[The request] Lines containing the string "this" are to be counted; report the total by itself.

[Stored rows]
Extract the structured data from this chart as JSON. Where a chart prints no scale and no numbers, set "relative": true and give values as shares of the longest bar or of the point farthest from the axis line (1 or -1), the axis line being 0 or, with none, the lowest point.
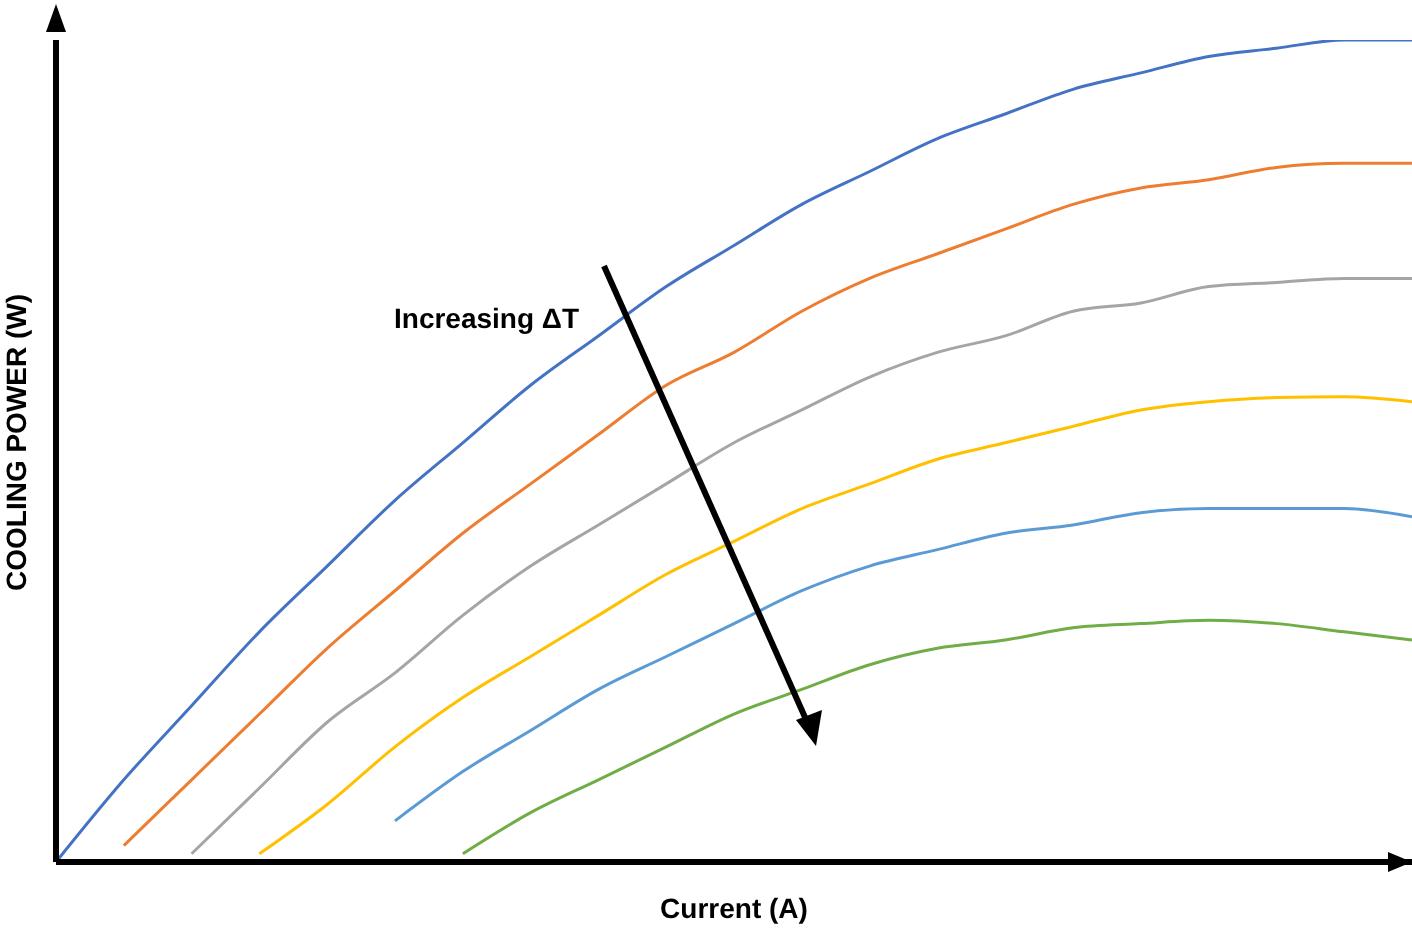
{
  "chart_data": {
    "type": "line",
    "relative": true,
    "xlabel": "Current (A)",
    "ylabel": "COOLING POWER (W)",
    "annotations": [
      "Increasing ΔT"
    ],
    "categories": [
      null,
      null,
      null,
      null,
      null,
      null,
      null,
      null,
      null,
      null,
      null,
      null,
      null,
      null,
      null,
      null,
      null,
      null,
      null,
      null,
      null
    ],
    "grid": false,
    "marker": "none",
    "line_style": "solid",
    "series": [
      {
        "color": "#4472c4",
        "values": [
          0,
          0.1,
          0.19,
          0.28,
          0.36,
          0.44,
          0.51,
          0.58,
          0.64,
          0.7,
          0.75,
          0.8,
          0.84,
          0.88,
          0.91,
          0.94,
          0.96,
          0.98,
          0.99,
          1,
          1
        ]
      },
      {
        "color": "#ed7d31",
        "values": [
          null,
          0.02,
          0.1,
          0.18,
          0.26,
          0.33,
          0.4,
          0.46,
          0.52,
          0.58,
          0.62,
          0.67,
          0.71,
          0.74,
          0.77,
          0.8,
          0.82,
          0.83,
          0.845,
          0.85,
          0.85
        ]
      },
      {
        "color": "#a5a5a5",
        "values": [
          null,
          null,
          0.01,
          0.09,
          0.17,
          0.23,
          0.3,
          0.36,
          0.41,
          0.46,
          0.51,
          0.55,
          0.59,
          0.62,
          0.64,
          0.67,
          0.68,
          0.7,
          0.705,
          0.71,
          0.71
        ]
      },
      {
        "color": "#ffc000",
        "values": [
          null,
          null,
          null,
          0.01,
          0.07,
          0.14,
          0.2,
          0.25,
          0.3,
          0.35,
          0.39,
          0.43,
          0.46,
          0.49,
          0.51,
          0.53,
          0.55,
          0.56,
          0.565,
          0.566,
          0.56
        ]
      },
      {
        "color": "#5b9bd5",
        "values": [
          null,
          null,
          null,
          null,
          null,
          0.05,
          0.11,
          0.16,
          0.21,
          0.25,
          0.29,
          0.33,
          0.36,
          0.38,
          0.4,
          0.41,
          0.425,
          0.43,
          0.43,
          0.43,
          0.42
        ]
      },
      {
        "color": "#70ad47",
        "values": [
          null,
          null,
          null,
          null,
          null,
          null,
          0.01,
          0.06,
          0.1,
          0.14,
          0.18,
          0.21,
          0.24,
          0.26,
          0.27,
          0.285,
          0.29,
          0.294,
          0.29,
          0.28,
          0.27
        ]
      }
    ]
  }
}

--

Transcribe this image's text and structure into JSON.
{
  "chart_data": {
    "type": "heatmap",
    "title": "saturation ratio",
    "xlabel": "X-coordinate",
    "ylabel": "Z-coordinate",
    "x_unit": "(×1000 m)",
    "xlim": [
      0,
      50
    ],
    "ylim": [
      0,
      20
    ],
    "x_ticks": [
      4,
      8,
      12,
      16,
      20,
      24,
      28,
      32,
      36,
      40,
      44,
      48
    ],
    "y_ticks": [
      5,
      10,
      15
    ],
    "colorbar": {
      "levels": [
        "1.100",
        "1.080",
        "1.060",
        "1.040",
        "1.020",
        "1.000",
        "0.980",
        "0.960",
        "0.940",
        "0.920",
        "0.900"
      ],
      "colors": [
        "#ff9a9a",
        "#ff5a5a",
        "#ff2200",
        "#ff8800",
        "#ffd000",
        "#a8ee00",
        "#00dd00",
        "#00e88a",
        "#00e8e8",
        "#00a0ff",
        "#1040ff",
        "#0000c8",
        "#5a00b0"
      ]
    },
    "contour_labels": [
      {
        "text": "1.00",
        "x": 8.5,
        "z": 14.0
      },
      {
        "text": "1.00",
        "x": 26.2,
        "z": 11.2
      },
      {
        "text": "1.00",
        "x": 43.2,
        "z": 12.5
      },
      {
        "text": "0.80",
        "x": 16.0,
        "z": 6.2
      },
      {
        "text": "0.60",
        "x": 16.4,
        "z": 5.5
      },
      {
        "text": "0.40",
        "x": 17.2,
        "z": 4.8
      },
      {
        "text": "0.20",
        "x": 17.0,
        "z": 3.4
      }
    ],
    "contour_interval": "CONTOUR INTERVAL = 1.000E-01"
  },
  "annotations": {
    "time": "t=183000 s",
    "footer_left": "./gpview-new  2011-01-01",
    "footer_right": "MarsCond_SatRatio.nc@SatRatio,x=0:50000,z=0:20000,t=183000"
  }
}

[Exercise answer] 2